Record excerpts »
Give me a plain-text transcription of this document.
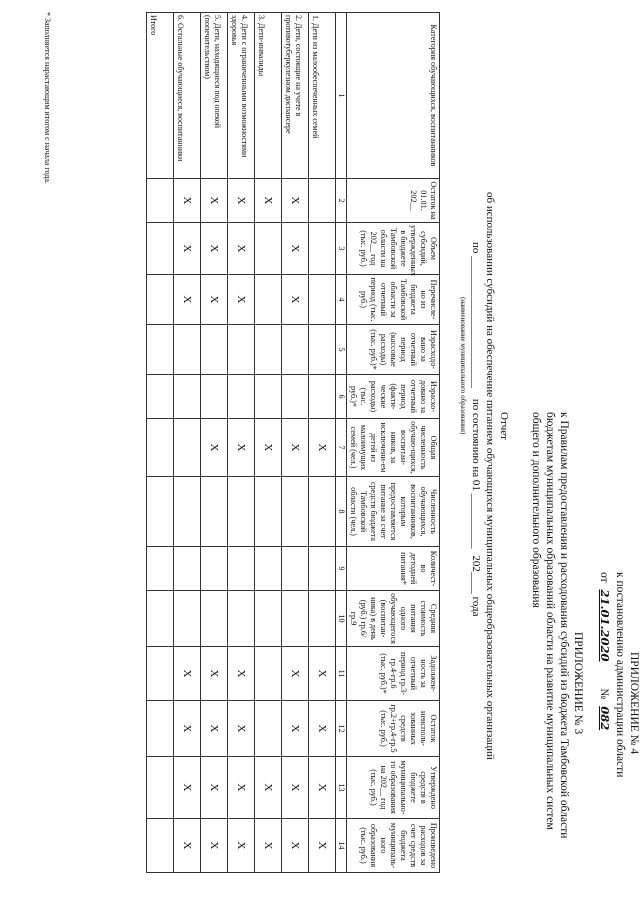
ПРИЛОЖЕНИЕ № 4
к постановлению администрации области
от 21.01.2020 № 082
ПРИЛОЖЕНИЕ № 3
к Правилам предоставления и расходования субсидий из бюджета Тамбовской области
бюджетам муниципальных образований области на развитие муниципальных систем
общего и дополнительного образования
Отчет
об использовании субсидий на обеспечение питанием обучающихся муниципальных общеобразовательных организаций
по ________________________ по состоянию на 01 __________ 202____ года
(наименование муниципального образования)
Категория обучающихся, воспитанников	Остаток на 01.01. 202__	Объем субсидий, утвержденных в бюджете Тамбовской области на 202__ год (тыс. руб.)	Перечисле-но из бюджета Тамбовской области за отчетный период (тыс. руб.)	Израсходо-вано за отчетный период (кассовые расходы) (тыс. руб.)*	Израсхо-довано за отчетный период (факти-ческие расходы) (тыс. руб.)*	Общая численность обучаю-щихся, воспитан-ников, за исключени-ем детей из малоимущих семей (чел.)	Численность обучающихся, воспитанников, которым предоставляется питание за счет средств бюджета Тамбовской области (чел.)	Количест-во детодней питания*	Средняя стоимость питания одного обучающегося (воспитан-ника) в день (руб.) гр.6/гр.9	Задолжен-ность за отчетный период гр.3-гр.4-гр.6 (тыс. руб.)*	Остаток неисполь-зованных средств гр.2+гр.4-гр.5 (тыс. руб.)	Утверждено средств в бюджете муниципально-го образования на 202__ год (тыс. руб.)	Произведено расходов за счет средств бюджета муниципаль-ного образования (тыс. руб.)
1	2	3	4	5	6	7	8	9	10	11	12	13	14
1. Дети из малообеспеченных семей						X				X	X	X	X
2. Дети, состоящие на учете в противотуберкулезном диспансере	X	X	X			X				X	X	X	X
3. Дети-инвалиды	X					X						X	X
4. Дети с ограниченными возможностями здоровья	X	X	X			X				X	X	X	X
5. Дети, находящиеся под опекой (попечительством)	X	X	X			X				X	X	X	X
6. Остальные обучающиеся, воспитанники	X	X	X							X	X	X	X
Итого													
* Заполняется нарастающим итогом с начала года.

Aim » Select all lines in the listing that include the word "муниципальных".

Completed exercise »
бюджетам муниципальных образований области на развитие муниципальных систем
об использовании субсидий на обеспечение питанием обучающихся муниципальных общеобразовательных организаций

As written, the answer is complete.